◆ To do
For each line of the listing that holds "moodle", show the full line.

*** Raw data ***

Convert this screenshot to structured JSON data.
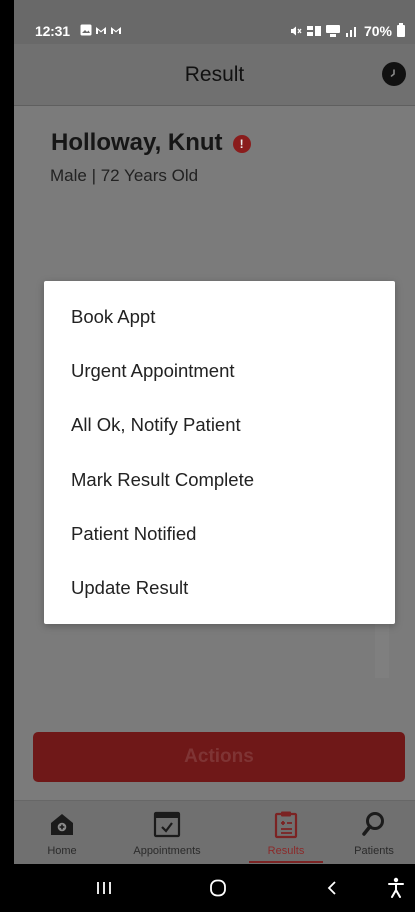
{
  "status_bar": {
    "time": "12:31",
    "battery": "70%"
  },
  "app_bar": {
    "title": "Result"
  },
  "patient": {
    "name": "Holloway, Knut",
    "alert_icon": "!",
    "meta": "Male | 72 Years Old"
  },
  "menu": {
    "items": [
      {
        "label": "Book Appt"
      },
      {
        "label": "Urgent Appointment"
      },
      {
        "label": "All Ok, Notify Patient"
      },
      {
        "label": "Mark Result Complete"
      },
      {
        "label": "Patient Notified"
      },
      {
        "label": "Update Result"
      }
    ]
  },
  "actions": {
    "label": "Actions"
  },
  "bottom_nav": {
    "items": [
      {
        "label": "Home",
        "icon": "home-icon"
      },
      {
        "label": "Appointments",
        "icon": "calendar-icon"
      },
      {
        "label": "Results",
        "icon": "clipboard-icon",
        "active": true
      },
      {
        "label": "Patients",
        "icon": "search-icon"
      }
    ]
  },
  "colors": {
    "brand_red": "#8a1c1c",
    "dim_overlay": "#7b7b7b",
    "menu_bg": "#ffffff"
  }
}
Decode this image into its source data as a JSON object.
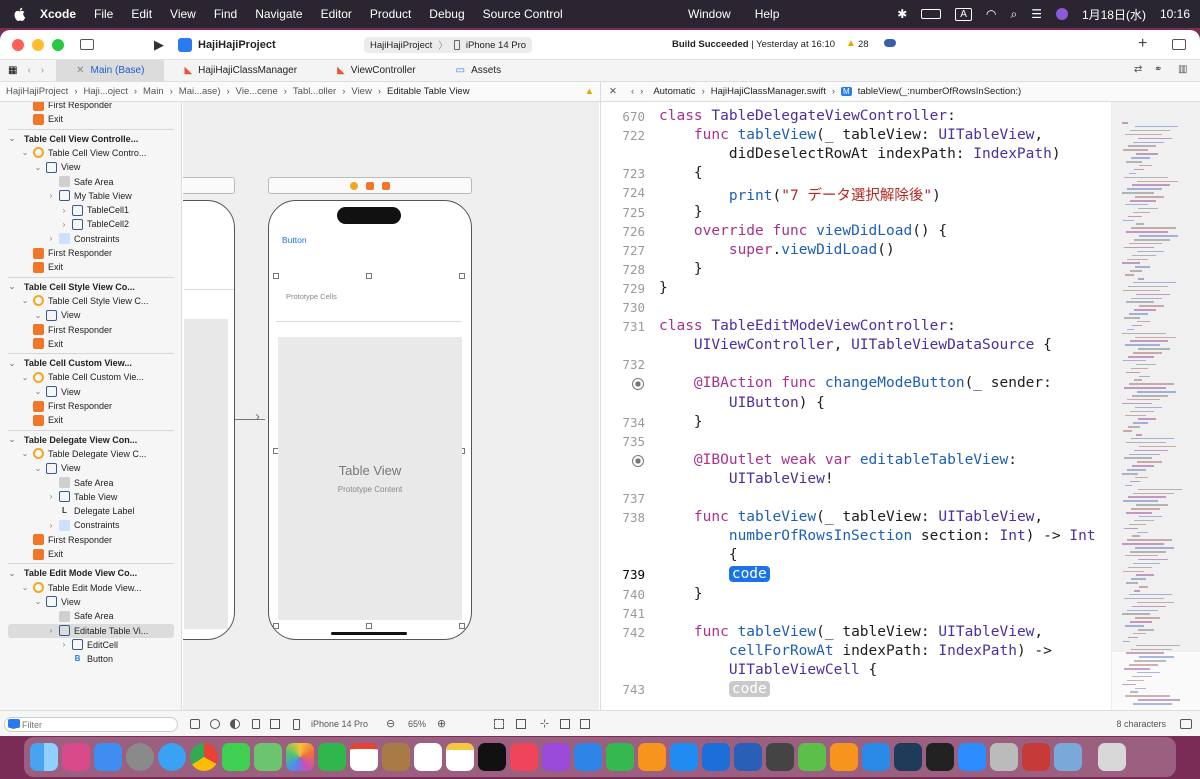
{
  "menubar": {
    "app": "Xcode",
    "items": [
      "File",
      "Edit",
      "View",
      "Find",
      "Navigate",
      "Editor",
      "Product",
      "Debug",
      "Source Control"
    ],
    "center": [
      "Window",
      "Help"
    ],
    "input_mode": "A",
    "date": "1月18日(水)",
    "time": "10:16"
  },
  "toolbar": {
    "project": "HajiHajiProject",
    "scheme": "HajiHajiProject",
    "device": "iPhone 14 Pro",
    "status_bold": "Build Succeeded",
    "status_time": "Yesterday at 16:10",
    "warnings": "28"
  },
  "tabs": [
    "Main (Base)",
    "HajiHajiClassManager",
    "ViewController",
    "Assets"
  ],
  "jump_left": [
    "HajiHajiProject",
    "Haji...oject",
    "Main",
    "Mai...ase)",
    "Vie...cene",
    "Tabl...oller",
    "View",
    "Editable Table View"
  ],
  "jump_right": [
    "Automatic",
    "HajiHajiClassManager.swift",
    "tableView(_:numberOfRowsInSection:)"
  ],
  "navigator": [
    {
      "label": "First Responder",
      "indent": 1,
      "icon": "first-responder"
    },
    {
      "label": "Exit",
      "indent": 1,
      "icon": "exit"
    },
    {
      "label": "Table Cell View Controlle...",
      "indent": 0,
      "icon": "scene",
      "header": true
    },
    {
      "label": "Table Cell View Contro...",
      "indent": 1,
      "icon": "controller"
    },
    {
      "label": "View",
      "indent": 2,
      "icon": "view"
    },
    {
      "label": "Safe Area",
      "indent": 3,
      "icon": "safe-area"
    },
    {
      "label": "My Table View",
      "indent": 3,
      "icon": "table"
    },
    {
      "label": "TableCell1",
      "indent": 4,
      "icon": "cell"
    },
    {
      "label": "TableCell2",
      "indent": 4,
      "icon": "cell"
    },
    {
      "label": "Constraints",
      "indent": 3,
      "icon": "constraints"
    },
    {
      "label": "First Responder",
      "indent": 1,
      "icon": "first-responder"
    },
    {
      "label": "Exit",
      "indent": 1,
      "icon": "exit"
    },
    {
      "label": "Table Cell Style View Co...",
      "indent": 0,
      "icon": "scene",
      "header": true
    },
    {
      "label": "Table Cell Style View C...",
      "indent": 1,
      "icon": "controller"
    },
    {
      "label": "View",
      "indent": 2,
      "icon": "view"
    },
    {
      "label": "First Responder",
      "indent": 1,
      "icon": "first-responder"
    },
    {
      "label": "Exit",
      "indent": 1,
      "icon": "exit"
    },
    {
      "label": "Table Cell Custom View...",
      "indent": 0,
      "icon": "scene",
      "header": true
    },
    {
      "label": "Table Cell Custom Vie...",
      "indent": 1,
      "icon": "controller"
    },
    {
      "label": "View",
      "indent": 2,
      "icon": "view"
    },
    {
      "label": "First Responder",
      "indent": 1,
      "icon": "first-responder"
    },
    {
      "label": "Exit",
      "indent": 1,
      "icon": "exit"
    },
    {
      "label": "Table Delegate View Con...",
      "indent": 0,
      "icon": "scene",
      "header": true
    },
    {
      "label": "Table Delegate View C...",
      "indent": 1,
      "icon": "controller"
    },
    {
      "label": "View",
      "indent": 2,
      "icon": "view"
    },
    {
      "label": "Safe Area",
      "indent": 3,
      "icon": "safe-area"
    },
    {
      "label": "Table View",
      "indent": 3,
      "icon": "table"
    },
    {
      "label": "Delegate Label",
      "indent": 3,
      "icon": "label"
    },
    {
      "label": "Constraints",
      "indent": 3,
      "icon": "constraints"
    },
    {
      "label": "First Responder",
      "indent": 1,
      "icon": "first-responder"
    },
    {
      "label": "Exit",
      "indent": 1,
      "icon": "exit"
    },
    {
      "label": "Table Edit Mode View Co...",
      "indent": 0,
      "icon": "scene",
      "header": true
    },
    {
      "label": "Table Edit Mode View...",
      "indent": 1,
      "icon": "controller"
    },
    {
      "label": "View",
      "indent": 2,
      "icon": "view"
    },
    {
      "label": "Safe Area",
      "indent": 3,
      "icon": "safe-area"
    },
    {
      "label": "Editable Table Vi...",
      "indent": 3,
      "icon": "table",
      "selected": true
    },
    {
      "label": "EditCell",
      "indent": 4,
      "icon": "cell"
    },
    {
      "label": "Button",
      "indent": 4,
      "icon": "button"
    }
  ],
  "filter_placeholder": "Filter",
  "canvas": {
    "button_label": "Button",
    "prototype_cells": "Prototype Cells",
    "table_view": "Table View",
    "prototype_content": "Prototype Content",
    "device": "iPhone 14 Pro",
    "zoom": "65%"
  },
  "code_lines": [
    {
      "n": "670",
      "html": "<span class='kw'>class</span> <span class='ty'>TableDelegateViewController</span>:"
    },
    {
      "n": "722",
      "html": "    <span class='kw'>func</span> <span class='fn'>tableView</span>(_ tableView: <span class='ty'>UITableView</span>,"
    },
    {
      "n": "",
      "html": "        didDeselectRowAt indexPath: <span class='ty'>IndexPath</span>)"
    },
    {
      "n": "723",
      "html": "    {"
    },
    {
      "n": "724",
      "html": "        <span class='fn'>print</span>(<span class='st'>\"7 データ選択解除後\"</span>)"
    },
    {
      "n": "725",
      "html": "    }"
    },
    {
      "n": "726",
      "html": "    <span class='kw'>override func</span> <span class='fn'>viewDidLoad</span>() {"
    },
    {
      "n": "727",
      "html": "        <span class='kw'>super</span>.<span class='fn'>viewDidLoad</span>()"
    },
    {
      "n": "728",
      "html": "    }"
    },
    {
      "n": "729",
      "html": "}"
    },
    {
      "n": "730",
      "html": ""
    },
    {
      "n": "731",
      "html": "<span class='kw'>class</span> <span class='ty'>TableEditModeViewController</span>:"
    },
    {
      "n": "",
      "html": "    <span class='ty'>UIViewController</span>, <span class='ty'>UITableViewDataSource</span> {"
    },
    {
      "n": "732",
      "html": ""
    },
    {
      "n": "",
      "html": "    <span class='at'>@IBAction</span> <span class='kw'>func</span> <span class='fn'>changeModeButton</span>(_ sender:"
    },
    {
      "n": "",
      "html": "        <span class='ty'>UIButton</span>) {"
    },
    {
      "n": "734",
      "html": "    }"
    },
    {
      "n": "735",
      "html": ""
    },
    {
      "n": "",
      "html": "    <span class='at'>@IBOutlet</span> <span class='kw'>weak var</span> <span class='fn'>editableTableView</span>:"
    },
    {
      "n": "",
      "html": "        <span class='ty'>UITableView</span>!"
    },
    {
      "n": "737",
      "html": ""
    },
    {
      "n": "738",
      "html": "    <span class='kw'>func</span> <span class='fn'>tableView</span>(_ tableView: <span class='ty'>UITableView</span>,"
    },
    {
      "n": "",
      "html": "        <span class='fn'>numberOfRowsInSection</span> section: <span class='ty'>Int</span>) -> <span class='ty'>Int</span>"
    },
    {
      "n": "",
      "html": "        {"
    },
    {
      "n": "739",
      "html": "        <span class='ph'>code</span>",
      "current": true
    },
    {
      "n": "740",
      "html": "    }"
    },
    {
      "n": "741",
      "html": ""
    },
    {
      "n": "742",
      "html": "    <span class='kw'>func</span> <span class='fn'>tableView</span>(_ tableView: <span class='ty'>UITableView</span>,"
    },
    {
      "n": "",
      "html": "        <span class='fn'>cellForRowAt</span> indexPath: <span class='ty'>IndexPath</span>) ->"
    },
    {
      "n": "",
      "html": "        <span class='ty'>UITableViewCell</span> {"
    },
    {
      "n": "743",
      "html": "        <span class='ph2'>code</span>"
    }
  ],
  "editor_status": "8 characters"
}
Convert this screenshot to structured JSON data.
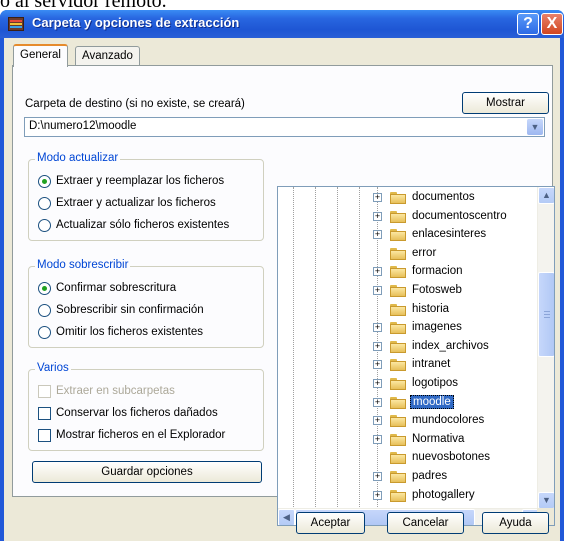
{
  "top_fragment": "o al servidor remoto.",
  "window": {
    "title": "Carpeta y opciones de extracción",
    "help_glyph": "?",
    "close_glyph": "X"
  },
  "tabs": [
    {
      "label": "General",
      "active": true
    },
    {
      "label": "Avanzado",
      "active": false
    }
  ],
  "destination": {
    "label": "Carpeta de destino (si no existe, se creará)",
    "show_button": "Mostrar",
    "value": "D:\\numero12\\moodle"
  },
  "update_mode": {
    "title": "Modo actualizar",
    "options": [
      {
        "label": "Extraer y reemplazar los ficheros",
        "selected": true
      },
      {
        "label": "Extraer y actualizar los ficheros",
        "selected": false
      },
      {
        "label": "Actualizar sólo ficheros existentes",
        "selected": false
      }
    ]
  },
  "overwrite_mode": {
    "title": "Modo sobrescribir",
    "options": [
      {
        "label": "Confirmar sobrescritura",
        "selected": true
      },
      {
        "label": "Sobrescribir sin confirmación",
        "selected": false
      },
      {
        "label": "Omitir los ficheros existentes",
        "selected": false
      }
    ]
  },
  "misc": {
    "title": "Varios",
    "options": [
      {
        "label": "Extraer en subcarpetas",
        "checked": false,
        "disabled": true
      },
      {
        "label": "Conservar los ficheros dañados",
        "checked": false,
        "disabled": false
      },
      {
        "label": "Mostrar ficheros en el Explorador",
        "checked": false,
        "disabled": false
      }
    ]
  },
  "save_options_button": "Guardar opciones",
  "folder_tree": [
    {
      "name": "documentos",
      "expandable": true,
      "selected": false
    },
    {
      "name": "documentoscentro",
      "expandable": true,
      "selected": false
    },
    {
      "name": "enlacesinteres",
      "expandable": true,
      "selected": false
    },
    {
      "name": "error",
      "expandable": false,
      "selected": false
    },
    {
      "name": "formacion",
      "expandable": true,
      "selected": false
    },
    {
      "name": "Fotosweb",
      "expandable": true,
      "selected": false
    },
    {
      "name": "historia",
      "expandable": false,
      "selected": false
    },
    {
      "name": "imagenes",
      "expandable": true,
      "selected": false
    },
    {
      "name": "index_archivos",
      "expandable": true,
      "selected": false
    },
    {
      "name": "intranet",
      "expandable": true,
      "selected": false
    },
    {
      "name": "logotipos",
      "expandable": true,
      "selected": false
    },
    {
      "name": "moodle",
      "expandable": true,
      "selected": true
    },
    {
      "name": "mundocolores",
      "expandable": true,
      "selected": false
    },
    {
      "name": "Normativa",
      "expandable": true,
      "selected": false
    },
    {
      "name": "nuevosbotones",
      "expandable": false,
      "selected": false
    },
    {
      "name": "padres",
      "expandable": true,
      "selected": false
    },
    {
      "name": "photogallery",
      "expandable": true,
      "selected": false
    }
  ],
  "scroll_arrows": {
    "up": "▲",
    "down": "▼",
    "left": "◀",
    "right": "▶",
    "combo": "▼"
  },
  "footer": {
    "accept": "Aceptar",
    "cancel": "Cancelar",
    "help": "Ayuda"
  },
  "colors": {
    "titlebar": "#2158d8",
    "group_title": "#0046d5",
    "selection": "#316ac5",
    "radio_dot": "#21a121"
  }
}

***

◆ Written response
    "value": "D:\\numero12\\moodle"
      "name": "moodle",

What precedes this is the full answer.